----- Given entries

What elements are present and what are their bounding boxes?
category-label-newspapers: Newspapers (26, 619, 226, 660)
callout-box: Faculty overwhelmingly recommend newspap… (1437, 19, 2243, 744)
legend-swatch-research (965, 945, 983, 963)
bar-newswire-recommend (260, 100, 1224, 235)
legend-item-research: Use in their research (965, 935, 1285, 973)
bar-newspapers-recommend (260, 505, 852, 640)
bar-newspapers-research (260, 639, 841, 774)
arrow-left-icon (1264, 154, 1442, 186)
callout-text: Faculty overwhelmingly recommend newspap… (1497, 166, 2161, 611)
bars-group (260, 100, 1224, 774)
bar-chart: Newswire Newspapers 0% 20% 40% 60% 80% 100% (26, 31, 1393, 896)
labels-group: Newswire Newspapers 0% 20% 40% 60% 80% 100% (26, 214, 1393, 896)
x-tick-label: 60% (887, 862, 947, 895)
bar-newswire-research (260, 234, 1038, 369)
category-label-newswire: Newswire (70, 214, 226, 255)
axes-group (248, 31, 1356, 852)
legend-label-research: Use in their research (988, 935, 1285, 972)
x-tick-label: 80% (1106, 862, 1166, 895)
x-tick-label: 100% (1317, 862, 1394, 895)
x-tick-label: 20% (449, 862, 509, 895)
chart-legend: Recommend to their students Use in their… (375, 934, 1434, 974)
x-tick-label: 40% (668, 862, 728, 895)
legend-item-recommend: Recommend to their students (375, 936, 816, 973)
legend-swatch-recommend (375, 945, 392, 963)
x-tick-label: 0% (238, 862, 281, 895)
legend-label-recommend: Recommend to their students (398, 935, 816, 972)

----------

▶ _What you have to do_
Pick out and copy every line of the items above that contains the string "chart". Matches must have the same capitalization.

▶ _Solution_
bar-chart: Newswire Newspapers 0% 20% 40% 60% 80% 100% (26, 31, 1393, 896)
chart-legend: Recommend to their students Use in their… (375, 934, 1434, 974)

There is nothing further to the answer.